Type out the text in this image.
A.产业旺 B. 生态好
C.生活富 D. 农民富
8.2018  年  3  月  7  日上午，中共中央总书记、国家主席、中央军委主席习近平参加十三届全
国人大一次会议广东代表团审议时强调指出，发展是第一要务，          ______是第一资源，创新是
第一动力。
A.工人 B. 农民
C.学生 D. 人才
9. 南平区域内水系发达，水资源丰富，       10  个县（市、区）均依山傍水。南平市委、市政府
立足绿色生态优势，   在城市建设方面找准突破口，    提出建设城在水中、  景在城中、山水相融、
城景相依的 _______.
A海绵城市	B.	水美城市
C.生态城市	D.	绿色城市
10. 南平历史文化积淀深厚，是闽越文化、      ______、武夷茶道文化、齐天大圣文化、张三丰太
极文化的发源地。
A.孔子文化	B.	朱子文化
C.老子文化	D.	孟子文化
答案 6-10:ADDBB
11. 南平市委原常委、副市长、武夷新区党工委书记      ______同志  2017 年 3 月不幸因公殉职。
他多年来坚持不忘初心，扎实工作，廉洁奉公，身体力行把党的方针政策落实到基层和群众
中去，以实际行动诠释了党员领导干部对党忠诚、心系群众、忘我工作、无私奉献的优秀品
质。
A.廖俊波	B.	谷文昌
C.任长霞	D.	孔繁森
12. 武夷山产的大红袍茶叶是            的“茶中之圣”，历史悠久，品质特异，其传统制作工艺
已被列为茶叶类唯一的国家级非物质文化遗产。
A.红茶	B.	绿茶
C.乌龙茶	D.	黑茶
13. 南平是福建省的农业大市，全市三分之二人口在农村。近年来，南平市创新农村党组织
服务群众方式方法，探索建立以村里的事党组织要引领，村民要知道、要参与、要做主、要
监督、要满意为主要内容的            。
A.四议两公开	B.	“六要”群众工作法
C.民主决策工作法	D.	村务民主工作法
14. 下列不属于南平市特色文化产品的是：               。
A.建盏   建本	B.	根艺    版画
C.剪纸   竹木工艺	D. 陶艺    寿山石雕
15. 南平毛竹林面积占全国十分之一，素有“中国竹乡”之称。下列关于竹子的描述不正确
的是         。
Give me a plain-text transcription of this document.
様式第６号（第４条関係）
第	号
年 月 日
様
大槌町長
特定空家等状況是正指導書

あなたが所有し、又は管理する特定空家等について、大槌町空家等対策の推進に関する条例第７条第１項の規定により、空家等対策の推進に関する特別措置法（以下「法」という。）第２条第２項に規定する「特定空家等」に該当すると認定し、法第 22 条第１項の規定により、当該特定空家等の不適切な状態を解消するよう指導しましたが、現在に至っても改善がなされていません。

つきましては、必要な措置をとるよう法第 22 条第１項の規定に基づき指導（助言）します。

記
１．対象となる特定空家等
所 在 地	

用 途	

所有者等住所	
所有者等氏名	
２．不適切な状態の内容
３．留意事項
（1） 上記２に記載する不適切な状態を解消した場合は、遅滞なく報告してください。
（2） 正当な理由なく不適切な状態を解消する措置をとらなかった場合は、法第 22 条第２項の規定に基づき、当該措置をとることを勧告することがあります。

### Task statement
From the records, copy every line that has the string "this" in it.

### Complete output
Type out the text in this image.
Give me a plain-text transcription of this document.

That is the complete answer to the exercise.